Extracted data entries
......

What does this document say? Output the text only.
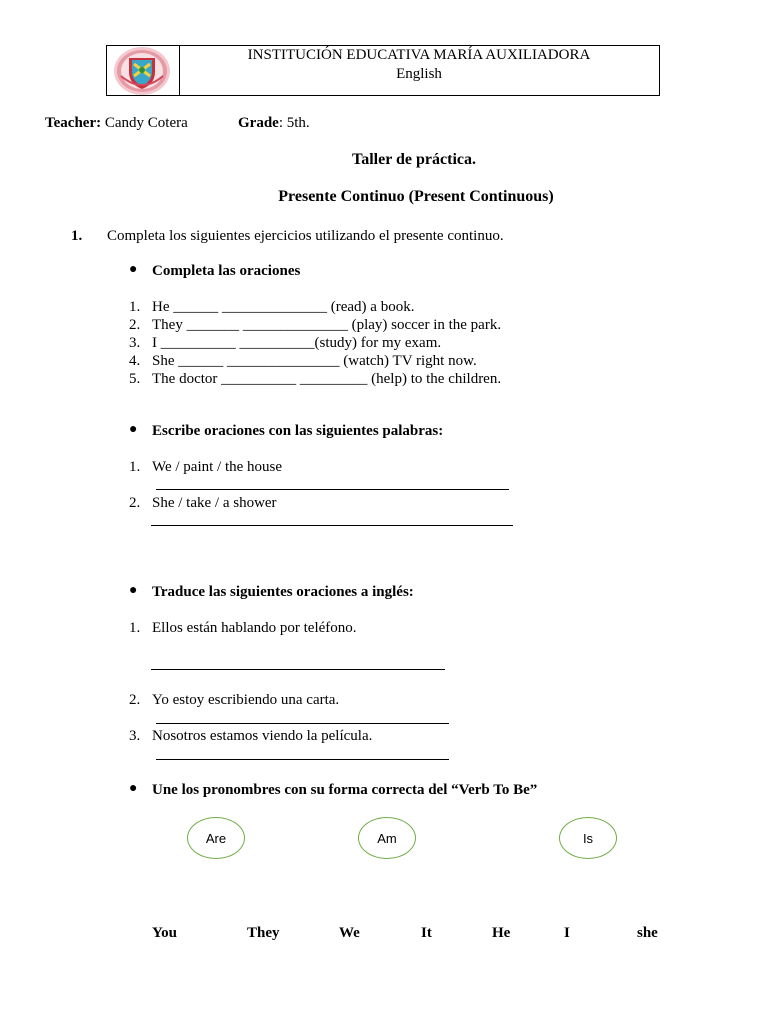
INSTITUCIÓN EDUCATIVA MARÍA AUXILIADORA
English
Teacher: Candy Cotera	Grade: 5th.
Taller de práctica.
Presente Continuo (Present Continuous)
1. Completa los siguientes ejercicios utilizando el presente continuo.
● Completa las oraciones
1. He ______ ______________ (read) a book.
2. They _______ ______________ (play) soccer in the park.
3. I __________ __________(study) for my exam.
4. She ______ _______________ (watch) TV right now.
5. The doctor __________ _________ (help) to the children.
● Escribe oraciones con las siguientes palabras:
1. We / paint / the house
2. She / take / a shower
● Traduce las siguientes oraciones a inglés:
1. Ellos están hablando por teléfono.
2. Yo estoy escribiendo una carta.
3. Nosotros estamos viendo la película.
● Une los pronombres con su forma correcta del “Verb To Be”
Are	Am	Is
You	They	We	It	He	I	she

......

(WHAT THIS TASK INVOLVES): Each line of the material must be retyped exactly, except that images are omitted.

(ANSWER FOR THE TASK):
What does this document say? Output the text only.
INSTITUCIÓN EDUCATIVA MARÍA AUXILIADORA
English
Teacher: Candy Cotera	Grade: 5th.
Taller de práctica.
Presente Continuo (Present Continuous)
1. Completa los siguientes ejercicios utilizando el presente continuo.
● Completa las oraciones
1. He ______ ______________ (read) a book.
2. They _______ ______________ (play) soccer in the park.
3. I __________ __________(study) for my exam.
4. She ______ _______________ (watch) TV right now.
5. The doctor __________ _________ (help) to the children.
● Escribe oraciones con las siguientes palabras:
1. We / paint / the house
2. She / take / a shower
● Traduce las siguientes oraciones a inglés:
1. Ellos están hablando por teléfono.
2. Yo estoy escribiendo una carta.
3. Nosotros estamos viendo la película.
● Une los pronombres con su forma correcta del “Verb To Be”
Are	Am	Is
You	They	We	It	He	I	she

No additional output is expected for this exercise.